(Data excerpts)
※
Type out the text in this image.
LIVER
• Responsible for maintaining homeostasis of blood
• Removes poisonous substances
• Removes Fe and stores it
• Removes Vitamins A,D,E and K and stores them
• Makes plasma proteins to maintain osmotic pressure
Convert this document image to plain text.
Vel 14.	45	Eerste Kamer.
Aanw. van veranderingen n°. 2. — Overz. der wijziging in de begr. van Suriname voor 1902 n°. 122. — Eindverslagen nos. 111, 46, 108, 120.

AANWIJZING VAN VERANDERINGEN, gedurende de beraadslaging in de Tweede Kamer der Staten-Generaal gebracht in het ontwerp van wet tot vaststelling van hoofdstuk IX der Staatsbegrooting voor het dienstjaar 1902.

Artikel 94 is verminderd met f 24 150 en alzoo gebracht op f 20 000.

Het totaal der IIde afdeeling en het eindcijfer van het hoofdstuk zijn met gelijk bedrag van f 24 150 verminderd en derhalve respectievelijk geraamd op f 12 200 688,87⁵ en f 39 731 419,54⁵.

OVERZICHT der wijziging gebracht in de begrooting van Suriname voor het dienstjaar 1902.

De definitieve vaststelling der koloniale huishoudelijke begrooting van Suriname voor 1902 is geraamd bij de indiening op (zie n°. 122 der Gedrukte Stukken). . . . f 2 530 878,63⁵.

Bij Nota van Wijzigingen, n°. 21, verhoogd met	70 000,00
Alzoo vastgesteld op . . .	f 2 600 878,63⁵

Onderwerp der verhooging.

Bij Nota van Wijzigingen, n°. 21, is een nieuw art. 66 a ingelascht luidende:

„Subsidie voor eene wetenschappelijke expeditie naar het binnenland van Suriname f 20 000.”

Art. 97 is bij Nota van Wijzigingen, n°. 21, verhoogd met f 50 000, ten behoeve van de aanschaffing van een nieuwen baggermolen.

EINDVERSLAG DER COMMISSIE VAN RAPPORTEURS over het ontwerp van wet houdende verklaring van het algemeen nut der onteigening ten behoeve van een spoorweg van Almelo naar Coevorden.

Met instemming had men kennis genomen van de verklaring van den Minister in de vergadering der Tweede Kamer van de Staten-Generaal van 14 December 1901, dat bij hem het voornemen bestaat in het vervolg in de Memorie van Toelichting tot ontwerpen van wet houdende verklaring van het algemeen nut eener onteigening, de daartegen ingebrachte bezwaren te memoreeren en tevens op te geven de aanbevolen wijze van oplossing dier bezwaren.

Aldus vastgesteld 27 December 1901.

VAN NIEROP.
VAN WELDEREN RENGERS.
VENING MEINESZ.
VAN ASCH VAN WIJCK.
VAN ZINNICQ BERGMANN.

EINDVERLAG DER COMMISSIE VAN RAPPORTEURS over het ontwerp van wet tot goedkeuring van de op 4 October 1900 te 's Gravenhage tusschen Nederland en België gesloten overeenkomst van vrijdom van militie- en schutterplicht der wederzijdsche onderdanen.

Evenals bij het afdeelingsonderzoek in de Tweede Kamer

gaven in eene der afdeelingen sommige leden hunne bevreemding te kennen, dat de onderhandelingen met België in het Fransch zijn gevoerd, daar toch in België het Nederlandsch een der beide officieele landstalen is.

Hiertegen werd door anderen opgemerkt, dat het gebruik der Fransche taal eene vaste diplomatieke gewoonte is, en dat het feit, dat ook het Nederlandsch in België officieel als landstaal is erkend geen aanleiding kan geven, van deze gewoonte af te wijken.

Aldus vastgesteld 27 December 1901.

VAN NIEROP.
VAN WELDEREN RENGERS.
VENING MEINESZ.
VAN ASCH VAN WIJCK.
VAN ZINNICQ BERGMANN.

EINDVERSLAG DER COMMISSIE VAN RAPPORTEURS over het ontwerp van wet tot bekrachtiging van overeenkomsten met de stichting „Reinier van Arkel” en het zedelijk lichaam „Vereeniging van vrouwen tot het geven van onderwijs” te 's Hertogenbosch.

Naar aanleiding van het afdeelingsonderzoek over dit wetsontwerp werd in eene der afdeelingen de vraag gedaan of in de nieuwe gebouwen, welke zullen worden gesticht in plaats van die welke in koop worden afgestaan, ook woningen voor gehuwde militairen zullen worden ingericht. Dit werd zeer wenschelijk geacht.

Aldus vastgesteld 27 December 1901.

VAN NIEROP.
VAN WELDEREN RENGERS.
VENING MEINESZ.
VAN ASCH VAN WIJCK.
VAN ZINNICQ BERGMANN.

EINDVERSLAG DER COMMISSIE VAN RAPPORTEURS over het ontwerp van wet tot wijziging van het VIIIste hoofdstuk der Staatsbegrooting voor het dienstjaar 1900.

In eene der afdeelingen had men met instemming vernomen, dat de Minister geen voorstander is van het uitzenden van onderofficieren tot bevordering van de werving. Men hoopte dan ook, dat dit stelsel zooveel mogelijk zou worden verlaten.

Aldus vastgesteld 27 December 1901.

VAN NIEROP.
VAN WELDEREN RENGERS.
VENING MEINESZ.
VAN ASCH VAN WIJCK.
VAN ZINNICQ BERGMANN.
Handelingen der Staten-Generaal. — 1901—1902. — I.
※
Reproduce the entries above in full, so that each one reads exactly as before.

ANSWER
Type out the text in this image.
LIVER
• Responsible for maintaining homeostasis of blood
• Removes poisonous substances
• Removes Fe and stores it
• Removes Vitamins A,D,E and K and stores them
• Makes plasma proteins to maintain osmotic pressure
Convert this document image to plain text.
Vel 14.	45	Eerste Kamer.
Aanw. van veranderingen n°. 2. — Overz. der wijziging in de begr. van Suriname voor 1902 n°. 122. — Eindverslagen nos. 111, 46, 108, 120.

AANWIJZING VAN VERANDERINGEN, gedurende de beraadslaging in de Tweede Kamer der Staten-Generaal gebracht in het ontwerp van wet tot vaststelling van hoofdstuk IX der Staatsbegrooting voor het dienstjaar 1902.

Artikel 94 is verminderd met f 24 150 en alzoo gebracht op f 20 000.

Het totaal der IIde afdeeling en het eindcijfer van het hoofdstuk zijn met gelijk bedrag van f 24 150 verminderd en derhalve respectievelijk geraamd op f 12 200 688,87⁵ en f 39 731 419,54⁵.

OVERZICHT der wijziging gebracht in de begrooting van Suriname voor het dienstjaar 1902.

De definitieve vaststelling der koloniale huishoudelijke begrooting van Suriname voor 1902 is geraamd bij de indiening op (zie n°. 122 der Gedrukte Stukken). . . . f 2 530 878,63⁵.

Bij Nota van Wijzigingen, n°. 21, verhoogd met	70 000,00
Alzoo vastgesteld op . . .	f 2 600 878,63⁵

Onderwerp der verhooging.

Bij Nota van Wijzigingen, n°. 21, is een nieuw art. 66 a ingelascht luidende:

„Subsidie voor eene wetenschappelijke expeditie naar het binnenland van Suriname f 20 000.”

Art. 97 is bij Nota van Wijzigingen, n°. 21, verhoogd met f 50 000, ten behoeve van de aanschaffing van een nieuwen baggermolen.

EINDVERSLAG DER COMMISSIE VAN RAPPORTEURS over het ontwerp van wet houdende verklaring van het algemeen nut der onteigening ten behoeve van een spoorweg van Almelo naar Coevorden.

Met instemming had men kennis genomen van de verklaring van den Minister in de vergadering der Tweede Kamer van de Staten-Generaal van 14 December 1901, dat bij hem het voornemen bestaat in het vervolg in de Memorie van Toelichting tot ontwerpen van wet houdende verklaring van het algemeen nut eener onteigening, de daartegen ingebrachte bezwaren te memoreeren en tevens op te geven de aanbevolen wijze van oplossing dier bezwaren.

Aldus vastgesteld 27 December 1901.

VAN NIEROP.
VAN WELDEREN RENGERS.
VENING MEINESZ.
VAN ASCH VAN WIJCK.
VAN ZINNICQ BERGMANN.

EINDVERLAG DER COMMISSIE VAN RAPPORTEURS over het ontwerp van wet tot goedkeuring van de op 4 October 1900 te 's Gravenhage tusschen Nederland en België gesloten overeenkomst van vrijdom van militie- en schutterplicht der wederzijdsche onderdanen.

Evenals bij het afdeelingsonderzoek in de Tweede Kamer

gaven in eene der afdeelingen sommige leden hunne bevreemding te kennen, dat de onderhandelingen met België in het Fransch zijn gevoerd, daar toch in België het Nederlandsch een der beide officieele landstalen is.

Hiertegen werd door anderen opgemerkt, dat het gebruik der Fransche taal eene vaste diplomatieke gewoonte is, en dat het feit, dat ook het Nederlandsch in België officieel als landstaal is erkend geen aanleiding kan geven, van deze gewoonte af te wijken.

Aldus vastgesteld 27 December 1901.

VAN NIEROP.
VAN WELDEREN RENGERS.
VENING MEINESZ.
VAN ASCH VAN WIJCK.
VAN ZINNICQ BERGMANN.

EINDVERSLAG DER COMMISSIE VAN RAPPORTEURS over het ontwerp van wet tot bekrachtiging van overeenkomsten met de stichting „Reinier van Arkel” en het zedelijk lichaam „Vereeniging van vrouwen tot het geven van onderwijs” te 's Hertogenbosch.

Naar aanleiding van het afdeelingsonderzoek over dit wetsontwerp werd in eene der afdeelingen de vraag gedaan of in de nieuwe gebouwen, welke zullen worden gesticht in plaats van die welke in koop worden afgestaan, ook woningen voor gehuwde militairen zullen worden ingericht. Dit werd zeer wenschelijk geacht.

Aldus vastgesteld 27 December 1901.

VAN NIEROP.
VAN WELDEREN RENGERS.
VENING MEINESZ.
VAN ASCH VAN WIJCK.
VAN ZINNICQ BERGMANN.

EINDVERSLAG DER COMMISSIE VAN RAPPORTEURS over het ontwerp van wet tot wijziging van het VIIIste hoofdstuk der Staatsbegrooting voor het dienstjaar 1900.

In eene der afdeelingen had men met instemming vernomen, dat de Minister geen voorstander is van het uitzenden van onderofficieren tot bevordering van de werving. Men hoopte dan ook, dat dit stelsel zooveel mogelijk zou worden verlaten.

Aldus vastgesteld 27 December 1901.

VAN NIEROP.
VAN WELDEREN RENGERS.
VENING MEINESZ.
VAN ASCH VAN WIJCK.
VAN ZINNICQ BERGMANN.
Handelingen der Staten-Generaal. — 1901—1902. — I.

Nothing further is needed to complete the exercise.